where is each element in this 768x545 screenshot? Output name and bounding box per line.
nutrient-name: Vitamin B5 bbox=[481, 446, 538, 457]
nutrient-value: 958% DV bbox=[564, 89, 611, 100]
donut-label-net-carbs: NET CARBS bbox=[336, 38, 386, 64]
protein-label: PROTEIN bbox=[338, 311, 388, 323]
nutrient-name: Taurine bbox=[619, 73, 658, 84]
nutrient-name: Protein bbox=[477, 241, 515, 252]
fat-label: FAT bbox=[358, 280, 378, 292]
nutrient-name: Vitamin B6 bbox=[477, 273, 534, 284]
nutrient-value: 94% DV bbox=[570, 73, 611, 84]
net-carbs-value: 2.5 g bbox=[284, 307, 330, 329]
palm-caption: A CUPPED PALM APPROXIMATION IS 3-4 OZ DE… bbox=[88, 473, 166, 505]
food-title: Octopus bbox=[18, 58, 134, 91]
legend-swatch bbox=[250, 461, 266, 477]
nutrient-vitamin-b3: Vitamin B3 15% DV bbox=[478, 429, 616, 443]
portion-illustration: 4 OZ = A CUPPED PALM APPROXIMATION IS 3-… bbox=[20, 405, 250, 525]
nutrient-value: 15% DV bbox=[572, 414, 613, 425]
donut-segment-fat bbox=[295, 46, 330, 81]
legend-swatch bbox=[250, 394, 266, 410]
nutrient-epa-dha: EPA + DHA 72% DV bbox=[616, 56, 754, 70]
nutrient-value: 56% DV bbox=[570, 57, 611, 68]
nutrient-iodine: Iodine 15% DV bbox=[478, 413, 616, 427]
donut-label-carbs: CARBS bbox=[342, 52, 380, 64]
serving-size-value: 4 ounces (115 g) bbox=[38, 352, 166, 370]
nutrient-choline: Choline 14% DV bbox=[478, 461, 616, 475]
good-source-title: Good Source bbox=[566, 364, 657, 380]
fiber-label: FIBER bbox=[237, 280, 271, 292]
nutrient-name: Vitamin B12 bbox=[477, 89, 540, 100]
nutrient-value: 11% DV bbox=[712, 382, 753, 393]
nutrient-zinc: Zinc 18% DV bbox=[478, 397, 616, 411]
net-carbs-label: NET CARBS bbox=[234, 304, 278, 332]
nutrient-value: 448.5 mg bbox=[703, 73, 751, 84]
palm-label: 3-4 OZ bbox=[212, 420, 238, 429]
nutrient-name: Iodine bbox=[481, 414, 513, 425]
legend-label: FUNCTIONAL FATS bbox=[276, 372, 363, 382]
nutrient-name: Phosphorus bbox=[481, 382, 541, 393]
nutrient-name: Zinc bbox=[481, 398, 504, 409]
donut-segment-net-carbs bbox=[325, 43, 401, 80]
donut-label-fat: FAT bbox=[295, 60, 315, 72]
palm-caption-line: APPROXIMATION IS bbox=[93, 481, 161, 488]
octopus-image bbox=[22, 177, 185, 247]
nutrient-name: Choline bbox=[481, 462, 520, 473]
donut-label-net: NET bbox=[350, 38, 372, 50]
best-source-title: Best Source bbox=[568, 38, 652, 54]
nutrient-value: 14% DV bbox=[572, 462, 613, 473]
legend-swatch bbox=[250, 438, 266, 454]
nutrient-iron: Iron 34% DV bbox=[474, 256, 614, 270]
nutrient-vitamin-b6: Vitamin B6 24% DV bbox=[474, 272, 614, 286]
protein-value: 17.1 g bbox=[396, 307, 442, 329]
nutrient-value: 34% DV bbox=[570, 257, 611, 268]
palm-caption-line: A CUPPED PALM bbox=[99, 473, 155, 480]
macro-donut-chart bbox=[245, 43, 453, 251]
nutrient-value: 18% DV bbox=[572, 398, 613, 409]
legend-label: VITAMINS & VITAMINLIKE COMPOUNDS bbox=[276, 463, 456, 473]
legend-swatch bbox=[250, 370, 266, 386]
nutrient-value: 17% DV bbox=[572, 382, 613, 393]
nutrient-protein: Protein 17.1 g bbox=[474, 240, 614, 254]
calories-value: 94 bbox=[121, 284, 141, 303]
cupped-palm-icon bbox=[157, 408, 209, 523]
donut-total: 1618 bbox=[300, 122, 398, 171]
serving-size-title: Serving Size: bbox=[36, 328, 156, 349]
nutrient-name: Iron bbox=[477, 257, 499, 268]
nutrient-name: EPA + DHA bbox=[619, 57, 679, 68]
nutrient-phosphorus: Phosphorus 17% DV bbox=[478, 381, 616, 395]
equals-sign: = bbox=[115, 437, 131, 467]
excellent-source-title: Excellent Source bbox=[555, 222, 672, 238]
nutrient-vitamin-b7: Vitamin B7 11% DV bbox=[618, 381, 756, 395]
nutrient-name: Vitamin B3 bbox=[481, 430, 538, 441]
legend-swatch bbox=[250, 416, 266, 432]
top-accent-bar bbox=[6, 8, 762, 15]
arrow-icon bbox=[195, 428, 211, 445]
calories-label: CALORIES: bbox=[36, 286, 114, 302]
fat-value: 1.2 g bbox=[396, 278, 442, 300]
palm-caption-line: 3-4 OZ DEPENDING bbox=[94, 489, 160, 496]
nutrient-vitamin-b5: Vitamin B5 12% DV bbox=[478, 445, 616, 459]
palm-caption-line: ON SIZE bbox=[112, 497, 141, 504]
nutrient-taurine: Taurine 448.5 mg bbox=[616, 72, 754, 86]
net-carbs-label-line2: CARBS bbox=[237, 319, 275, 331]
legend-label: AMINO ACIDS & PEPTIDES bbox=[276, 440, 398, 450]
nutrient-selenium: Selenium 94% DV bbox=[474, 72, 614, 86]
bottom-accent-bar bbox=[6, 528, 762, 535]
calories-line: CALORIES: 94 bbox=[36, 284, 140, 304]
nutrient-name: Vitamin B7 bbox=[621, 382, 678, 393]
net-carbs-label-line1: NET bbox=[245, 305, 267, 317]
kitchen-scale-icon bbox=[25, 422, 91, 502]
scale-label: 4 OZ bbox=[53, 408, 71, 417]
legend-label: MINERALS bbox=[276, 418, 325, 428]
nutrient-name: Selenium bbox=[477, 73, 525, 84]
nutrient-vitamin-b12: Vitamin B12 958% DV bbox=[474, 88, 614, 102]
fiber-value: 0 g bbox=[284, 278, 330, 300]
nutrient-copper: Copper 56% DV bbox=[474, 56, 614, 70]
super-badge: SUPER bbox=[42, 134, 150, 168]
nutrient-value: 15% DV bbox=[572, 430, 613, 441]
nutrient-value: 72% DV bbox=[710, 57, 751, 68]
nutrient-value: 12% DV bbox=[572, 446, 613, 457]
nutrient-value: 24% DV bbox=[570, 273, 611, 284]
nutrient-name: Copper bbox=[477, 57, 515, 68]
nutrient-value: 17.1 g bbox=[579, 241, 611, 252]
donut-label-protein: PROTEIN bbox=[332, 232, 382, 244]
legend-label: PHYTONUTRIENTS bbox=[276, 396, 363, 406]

--------------------

EXERCISE GOAL
Bring together every line in the entries that holds the string "Taurine".

RESULT OF THIS TASK
nutrient-name: Taurine bbox=[619, 73, 658, 84]
nutrient-taurine: Taurine 448.5 mg bbox=[616, 72, 754, 86]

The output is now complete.